:: Brief ::
The records that follow must be reproduced in full, exactly as written.

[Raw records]

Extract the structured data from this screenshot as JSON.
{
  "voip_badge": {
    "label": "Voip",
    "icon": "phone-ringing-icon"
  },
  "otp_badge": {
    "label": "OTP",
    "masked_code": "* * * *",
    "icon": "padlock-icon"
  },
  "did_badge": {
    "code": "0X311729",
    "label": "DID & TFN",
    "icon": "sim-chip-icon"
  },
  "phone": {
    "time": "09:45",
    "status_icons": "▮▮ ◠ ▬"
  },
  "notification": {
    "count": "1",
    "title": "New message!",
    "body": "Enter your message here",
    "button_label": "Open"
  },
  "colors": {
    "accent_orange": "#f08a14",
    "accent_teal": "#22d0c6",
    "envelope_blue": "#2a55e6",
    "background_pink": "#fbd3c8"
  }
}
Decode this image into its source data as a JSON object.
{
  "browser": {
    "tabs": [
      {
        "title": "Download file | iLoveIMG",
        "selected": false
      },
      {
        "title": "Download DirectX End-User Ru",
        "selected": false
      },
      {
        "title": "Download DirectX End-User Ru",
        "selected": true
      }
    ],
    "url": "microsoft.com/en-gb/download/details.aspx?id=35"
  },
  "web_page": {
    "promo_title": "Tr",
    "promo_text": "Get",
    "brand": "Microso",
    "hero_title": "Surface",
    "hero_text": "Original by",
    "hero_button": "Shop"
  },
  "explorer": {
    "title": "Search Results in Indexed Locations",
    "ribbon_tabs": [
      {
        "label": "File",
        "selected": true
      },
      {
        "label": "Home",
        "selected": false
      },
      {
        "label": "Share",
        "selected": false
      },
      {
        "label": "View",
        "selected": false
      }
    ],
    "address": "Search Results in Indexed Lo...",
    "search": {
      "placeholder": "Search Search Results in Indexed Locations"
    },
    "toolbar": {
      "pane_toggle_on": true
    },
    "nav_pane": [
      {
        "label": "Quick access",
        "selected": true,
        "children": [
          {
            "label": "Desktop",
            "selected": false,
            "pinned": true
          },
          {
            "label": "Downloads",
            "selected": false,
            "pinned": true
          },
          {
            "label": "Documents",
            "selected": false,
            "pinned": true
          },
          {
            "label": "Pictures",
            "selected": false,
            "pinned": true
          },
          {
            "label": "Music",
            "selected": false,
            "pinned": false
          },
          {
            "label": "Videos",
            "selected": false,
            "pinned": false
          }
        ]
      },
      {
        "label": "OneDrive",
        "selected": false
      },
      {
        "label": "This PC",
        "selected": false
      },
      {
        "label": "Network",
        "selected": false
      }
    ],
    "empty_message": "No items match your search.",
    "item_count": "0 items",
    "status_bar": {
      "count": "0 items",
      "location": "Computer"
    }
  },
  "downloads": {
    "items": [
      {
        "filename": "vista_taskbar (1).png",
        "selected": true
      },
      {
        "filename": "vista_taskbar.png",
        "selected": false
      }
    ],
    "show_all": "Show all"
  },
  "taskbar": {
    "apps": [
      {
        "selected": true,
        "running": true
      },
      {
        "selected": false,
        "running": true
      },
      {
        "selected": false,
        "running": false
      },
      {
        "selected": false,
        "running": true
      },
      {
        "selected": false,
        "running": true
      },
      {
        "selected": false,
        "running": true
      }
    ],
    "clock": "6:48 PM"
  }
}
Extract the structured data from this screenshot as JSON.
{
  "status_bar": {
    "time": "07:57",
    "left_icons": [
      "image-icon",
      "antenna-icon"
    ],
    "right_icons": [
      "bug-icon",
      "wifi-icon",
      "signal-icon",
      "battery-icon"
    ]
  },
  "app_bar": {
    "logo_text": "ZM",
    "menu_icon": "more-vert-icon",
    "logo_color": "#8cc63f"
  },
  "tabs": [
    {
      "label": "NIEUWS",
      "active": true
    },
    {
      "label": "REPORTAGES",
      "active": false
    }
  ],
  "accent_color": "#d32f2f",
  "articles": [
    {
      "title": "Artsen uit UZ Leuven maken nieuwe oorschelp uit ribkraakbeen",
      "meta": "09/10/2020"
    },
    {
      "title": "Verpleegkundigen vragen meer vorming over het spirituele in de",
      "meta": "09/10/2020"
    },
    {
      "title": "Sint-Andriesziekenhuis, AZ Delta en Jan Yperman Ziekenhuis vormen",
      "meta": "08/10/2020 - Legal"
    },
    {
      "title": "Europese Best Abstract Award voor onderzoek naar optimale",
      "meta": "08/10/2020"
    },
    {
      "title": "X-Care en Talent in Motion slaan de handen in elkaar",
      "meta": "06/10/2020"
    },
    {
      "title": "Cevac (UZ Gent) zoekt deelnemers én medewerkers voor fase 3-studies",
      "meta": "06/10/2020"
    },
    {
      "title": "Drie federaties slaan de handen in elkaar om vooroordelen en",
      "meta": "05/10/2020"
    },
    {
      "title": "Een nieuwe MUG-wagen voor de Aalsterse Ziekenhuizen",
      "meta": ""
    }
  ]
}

:: Reply ::
Extract the structured data from this screenshot as JSON.
{
  "voip_badge": {
    "label": "Voip",
    "icon": "phone-ringing-icon"
  },
  "otp_badge": {
    "label": "OTP",
    "masked_code": "* * * *",
    "icon": "padlock-icon"
  },
  "did_badge": {
    "code": "0X311729",
    "label": "DID & TFN",
    "icon": "sim-chip-icon"
  },
  "phone": {
    "time": "09:45",
    "status_icons": "▮▮ ◠ ▬"
  },
  "notification": {
    "count": "1",
    "title": "New message!",
    "body": "Enter your message here",
    "button_label": "Open"
  },
  "colors": {
    "accent_orange": "#f08a14",
    "accent_teal": "#22d0c6",
    "envelope_blue": "#2a55e6",
    "background_pink": "#fbd3c8"
  }
}
Decode this image into its source data as a JSON object.
{
  "browser": {
    "tabs": [
      {
        "title": "Download file | iLoveIMG",
        "selected": false
      },
      {
        "title": "Download DirectX End-User Ru",
        "selected": false
      },
      {
        "title": "Download DirectX End-User Ru",
        "selected": true
      }
    ],
    "url": "microsoft.com/en-gb/download/details.aspx?id=35"
  },
  "web_page": {
    "promo_title": "Tr",
    "promo_text": "Get",
    "brand": "Microso",
    "hero_title": "Surface",
    "hero_text": "Original by",
    "hero_button": "Shop"
  },
  "explorer": {
    "title": "Search Results in Indexed Locations",
    "ribbon_tabs": [
      {
        "label": "File",
        "selected": true
      },
      {
        "label": "Home",
        "selected": false
      },
      {
        "label": "Share",
        "selected": false
      },
      {
        "label": "View",
        "selected": false
      }
    ],
    "address": "Search Results in Indexed Lo...",
    "search": {
      "placeholder": "Search Search Results in Indexed Locations"
    },
    "toolbar": {
      "pane_toggle_on": true
    },
    "nav_pane": [
      {
        "label": "Quick access",
        "selected": true,
        "children": [
          {
            "label": "Desktop",
            "selected": false,
            "pinned": true
          },
          {
            "label": "Downloads",
            "selected": false,
            "pinned": true
          },
          {
            "label": "Documents",
            "selected": false,
            "pinned": true
          },
          {
            "label": "Pictures",
            "selected": false,
            "pinned": true
          },
          {
            "label": "Music",
            "selected": false,
            "pinned": false
          },
          {
            "label": "Videos",
            "selected": false,
            "pinned": false
          }
        ]
      },
      {
        "label": "OneDrive",
        "selected": false
      },
      {
        "label": "This PC",
        "selected": false
      },
      {
        "label": "Network",
        "selected": false
      }
    ],
    "empty_message": "No items match your search.",
    "item_count": "0 items",
    "status_bar": {
      "count": "0 items",
      "location": "Computer"
    }
  },
  "downloads": {
    "items": [
      {
        "filename": "vista_taskbar (1).png",
        "selected": true
      },
      {
        "filename": "vista_taskbar.png",
        "selected": false
      }
    ],
    "show_all": "Show all"
  },
  "taskbar": {
    "apps": [
      {
        "selected": true,
        "running": true
      },
      {
        "selected": false,
        "running": true
      },
      {
        "selected": false,
        "running": false
      },
      {
        "selected": false,
        "running": true
      },
      {
        "selected": false,
        "running": true
      },
      {
        "selected": false,
        "running": true
      }
    ],
    "clock": "6:48 PM"
  }
}
Extract the structured data from this screenshot as JSON.
{
  "status_bar": {
    "time": "07:57",
    "left_icons": [
      "image-icon",
      "antenna-icon"
    ],
    "right_icons": [
      "bug-icon",
      "wifi-icon",
      "signal-icon",
      "battery-icon"
    ]
  },
  "app_bar": {
    "logo_text": "ZM",
    "menu_icon": "more-vert-icon",
    "logo_color": "#8cc63f"
  },
  "tabs": [
    {
      "label": "NIEUWS",
      "active": true
    },
    {
      "label": "REPORTAGES",
      "active": false
    }
  ],
  "accent_color": "#d32f2f",
  "articles": [
    {
      "title": "Artsen uit UZ Leuven maken nieuwe oorschelp uit ribkraakbeen",
      "meta": "09/10/2020"
    },
    {
      "title": "Verpleegkundigen vragen meer vorming over het spirituele in de",
      "meta": "09/10/2020"
    },
    {
      "title": "Sint-Andriesziekenhuis, AZ Delta en Jan Yperman Ziekenhuis vormen",
      "meta": "08/10/2020 - Legal"
    },
    {
      "title": "Europese Best Abstract Award voor onderzoek naar optimale",
      "meta": "08/10/2020"
    },
    {
      "title": "X-Care en Talent in Motion slaan de handen in elkaar",
      "meta": "06/10/2020"
    },
    {
      "title": "Cevac (UZ Gent) zoekt deelnemers én medewerkers voor fase 3-studies",
      "meta": "06/10/2020"
    },
    {
      "title": "Drie federaties slaan de handen in elkaar om vooroordelen en",
      "meta": "05/10/2020"
    },
    {
      "title": "Een nieuwe MUG-wagen voor de Aalsterse Ziekenhuizen",
      "meta": ""
    }
  ]
}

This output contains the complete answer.